**SUPPLIED DATA**
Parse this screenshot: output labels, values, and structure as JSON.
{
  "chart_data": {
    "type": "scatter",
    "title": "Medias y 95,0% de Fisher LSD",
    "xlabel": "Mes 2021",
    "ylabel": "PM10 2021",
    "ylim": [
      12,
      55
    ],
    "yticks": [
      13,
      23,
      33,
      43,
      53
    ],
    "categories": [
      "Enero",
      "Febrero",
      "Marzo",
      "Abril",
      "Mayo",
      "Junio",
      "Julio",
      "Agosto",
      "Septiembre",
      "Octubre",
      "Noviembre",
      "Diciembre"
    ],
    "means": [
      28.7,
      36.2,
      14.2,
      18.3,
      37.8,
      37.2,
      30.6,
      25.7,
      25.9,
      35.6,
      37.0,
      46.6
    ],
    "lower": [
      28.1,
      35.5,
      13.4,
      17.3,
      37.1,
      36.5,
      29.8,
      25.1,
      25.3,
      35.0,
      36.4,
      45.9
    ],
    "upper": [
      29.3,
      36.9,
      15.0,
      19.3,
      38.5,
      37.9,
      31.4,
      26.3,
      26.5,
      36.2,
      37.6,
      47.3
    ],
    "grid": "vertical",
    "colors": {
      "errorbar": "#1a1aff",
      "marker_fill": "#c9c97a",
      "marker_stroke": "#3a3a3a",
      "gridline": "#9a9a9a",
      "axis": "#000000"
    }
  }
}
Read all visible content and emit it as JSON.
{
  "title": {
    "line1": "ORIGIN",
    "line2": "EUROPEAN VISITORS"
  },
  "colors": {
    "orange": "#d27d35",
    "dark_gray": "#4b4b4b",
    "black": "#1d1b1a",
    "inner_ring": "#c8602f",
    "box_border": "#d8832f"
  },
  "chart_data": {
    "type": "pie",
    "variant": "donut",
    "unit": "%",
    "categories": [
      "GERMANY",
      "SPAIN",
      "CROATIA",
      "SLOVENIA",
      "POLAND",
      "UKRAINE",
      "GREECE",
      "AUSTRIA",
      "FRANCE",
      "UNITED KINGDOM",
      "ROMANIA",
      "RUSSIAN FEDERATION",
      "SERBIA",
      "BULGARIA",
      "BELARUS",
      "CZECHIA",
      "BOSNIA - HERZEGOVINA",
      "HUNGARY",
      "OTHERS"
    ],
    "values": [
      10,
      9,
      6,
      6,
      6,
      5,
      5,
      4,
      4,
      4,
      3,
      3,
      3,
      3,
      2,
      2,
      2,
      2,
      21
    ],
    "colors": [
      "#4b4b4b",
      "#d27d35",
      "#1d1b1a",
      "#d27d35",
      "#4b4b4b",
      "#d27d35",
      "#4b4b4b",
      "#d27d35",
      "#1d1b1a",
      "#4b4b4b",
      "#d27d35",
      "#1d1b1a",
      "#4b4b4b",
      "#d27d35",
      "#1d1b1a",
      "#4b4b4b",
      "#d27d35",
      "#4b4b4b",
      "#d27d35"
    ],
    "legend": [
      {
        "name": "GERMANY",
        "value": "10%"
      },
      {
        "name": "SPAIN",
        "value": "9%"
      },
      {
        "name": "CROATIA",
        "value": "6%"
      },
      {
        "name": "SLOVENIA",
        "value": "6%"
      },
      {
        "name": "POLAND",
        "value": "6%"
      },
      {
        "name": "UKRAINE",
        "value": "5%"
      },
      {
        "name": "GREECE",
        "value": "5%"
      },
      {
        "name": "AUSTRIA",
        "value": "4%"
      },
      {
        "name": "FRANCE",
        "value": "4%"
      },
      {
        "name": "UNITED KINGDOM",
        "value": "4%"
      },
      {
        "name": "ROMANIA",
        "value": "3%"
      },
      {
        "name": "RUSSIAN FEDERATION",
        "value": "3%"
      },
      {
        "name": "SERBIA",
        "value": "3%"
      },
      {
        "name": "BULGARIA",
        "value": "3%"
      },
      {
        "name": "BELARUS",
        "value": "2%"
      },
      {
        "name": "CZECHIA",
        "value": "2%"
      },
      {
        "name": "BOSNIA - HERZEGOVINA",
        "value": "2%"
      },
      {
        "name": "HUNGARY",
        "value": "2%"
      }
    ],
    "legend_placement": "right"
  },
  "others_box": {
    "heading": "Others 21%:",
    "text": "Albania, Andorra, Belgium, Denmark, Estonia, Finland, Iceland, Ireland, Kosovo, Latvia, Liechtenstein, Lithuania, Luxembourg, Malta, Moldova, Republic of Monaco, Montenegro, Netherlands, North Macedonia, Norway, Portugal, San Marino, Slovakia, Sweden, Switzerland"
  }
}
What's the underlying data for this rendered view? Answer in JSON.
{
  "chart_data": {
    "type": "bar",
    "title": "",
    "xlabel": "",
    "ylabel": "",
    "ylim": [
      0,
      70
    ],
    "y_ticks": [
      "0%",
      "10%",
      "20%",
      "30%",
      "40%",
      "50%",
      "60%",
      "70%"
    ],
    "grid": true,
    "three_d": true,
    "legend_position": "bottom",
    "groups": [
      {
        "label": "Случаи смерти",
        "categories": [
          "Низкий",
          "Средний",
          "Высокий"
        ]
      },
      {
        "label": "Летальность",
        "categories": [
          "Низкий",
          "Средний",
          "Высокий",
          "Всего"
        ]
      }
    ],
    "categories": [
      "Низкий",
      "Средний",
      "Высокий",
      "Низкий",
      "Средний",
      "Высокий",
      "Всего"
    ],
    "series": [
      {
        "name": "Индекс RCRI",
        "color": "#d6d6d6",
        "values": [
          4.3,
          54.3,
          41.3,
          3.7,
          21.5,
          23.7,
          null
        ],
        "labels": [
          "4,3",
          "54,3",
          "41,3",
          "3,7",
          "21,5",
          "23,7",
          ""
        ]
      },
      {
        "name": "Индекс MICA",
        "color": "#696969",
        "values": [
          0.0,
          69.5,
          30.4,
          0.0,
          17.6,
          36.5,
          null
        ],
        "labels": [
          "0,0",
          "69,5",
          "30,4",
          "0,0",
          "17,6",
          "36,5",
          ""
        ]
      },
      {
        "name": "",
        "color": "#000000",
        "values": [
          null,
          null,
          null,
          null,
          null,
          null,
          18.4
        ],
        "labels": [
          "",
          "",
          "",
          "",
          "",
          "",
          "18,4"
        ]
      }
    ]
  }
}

**PROBLEM TO WORK ON**
Collect every line from the records above that contains the word "JSON".

**OUTPUT OF THE TASK**
Parse this screenshot: output labels, values, and structure as JSON.
Read all visible content and emit it as JSON.
What's the underlying data for this rendered view? Answer in JSON.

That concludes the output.